WHAT IS NEEDED:
Restate each line word for word. Leave out every picture.

EXCERPTED RECORDS:

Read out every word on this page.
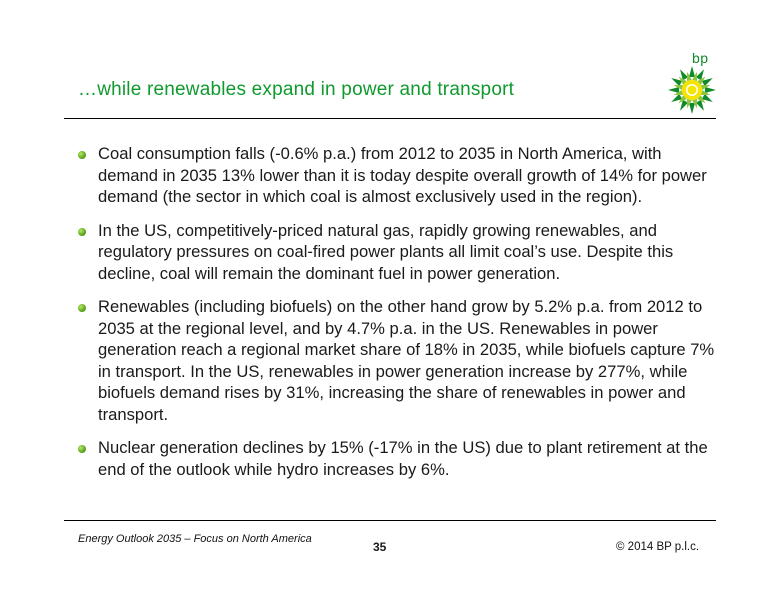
…while renewables expand in power and transport
bp
Coal consumption falls (-0.6% p.a.) from 2012 to 2035 in North America, with demand in 2035 13% lower than it is today despite overall growth of 14% for power demand (the sector in which coal is almost exclusively used in the region).
In the US, competitively-priced natural gas, rapidly growing renewables, and regulatory pressures on coal-fired power plants all limit coal’s use. Despite this decline, coal will remain the dominant fuel in power generation.
Renewables (including biofuels) on the other hand grow by 5.2% p.a. from 2012 to 2035 at the regional level, and by 4.7% p.a. in the US. Renewables in power generation reach a regional market share of 18% in 2035, while biofuels capture 7% in transport. In the US, renewables in power generation increase by 277%, while biofuels demand rises by 31%, increasing the share of renewables in power and transport.
Nuclear generation declines by 15% (-17% in the US) due to plant retirement at the end of the outlook while hydro increases by 6%.
Energy Outlook 2035 – Focus on North America
35	© 2014 BP p.l.c.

EXERCISE RESULT:
Read out every word on this page.
…while renewables expand in power and transport
bp
Coal consumption falls (-0.6% p.a.) from 2012 to 2035 in North America, with demand in 2035 13% lower than it is today despite overall growth of 14% for power demand (the sector in which coal is almost exclusively used in the region).
In the US, competitively-priced natural gas, rapidly growing renewables, and regulatory pressures on coal-fired power plants all limit coal’s use. Despite this decline, coal will remain the dominant fuel in power generation.
Renewables (including biofuels) on the other hand grow by 5.2% p.a. from 2012 to 2035 at the regional level, and by 4.7% p.a. in the US. Renewables in power generation reach a regional market share of 18% in 2035, while biofuels capture 7% in transport. In the US, renewables in power generation increase by 277%, while biofuels demand rises by 31%, increasing the share of renewables in power and transport.
Nuclear generation declines by 15% (-17% in the US) due to plant retirement at the end of the outlook while hydro increases by 6%.
Energy Outlook 2035 – Focus on North America
35	© 2014 BP p.l.c.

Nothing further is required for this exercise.